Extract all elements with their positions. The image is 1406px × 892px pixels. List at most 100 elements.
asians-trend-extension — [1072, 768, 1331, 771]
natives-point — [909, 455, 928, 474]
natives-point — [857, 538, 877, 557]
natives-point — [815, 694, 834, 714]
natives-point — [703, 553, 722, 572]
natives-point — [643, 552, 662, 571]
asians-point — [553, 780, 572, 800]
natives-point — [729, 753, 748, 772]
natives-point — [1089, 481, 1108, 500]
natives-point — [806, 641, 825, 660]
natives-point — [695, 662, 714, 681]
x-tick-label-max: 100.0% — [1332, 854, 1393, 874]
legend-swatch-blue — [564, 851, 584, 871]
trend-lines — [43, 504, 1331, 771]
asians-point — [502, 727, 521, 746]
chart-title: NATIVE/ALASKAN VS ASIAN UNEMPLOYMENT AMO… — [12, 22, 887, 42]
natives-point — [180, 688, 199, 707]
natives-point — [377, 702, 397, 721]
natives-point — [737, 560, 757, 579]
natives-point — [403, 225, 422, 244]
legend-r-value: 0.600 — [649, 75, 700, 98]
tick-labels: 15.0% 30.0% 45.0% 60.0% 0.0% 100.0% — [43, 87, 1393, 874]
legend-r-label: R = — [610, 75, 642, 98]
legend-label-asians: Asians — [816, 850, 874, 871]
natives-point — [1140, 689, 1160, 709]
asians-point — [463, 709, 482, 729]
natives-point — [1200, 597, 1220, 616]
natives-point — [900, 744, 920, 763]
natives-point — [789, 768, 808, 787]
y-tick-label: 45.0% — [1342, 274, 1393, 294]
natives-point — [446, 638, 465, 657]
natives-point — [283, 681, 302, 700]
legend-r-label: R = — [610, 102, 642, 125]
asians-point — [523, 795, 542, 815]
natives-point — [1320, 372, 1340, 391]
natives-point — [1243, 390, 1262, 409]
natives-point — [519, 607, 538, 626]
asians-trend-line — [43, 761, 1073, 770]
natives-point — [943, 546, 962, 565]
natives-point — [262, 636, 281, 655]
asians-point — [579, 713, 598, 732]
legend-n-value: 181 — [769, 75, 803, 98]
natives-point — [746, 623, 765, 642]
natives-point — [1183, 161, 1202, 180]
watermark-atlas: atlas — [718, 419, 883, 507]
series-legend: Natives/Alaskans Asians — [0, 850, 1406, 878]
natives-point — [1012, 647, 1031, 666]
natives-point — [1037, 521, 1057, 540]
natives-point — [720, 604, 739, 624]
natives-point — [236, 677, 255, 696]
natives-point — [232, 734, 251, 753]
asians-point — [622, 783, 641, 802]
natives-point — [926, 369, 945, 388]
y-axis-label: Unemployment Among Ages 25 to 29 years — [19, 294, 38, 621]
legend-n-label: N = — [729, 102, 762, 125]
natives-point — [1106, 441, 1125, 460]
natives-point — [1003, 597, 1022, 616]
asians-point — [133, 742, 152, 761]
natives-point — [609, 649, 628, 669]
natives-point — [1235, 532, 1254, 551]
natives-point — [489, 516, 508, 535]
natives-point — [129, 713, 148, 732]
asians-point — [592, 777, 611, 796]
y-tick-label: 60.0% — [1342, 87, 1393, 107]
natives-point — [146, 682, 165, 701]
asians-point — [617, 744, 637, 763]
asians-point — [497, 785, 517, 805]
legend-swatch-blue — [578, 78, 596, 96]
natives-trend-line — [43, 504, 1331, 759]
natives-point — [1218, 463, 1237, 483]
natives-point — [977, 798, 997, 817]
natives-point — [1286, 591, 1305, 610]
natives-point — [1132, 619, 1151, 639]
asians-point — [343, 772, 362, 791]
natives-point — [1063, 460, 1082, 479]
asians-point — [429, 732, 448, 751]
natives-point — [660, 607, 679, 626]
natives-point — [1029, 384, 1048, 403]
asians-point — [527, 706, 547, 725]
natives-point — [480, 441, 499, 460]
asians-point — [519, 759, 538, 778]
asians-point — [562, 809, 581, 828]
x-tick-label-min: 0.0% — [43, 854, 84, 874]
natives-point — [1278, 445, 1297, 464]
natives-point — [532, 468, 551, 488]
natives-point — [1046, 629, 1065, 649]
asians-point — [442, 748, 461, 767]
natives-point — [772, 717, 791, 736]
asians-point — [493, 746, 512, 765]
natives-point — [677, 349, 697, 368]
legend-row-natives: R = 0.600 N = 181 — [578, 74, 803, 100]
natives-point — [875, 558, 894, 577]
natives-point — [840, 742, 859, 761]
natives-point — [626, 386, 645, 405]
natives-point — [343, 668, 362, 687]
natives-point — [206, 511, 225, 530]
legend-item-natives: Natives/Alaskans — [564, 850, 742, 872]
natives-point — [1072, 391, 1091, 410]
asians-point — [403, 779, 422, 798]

----------------

> **Exercise objective**
Which lines in the listing above contain the string "trend"? Pull out each of them and copy it in full.

> **Answer for the task**
asians-trend-extension — [1072, 768, 1331, 771]
trend-lines — [43, 504, 1331, 771]
asians-trend-line — [43, 761, 1073, 770]
natives-trend-line — [43, 504, 1331, 759]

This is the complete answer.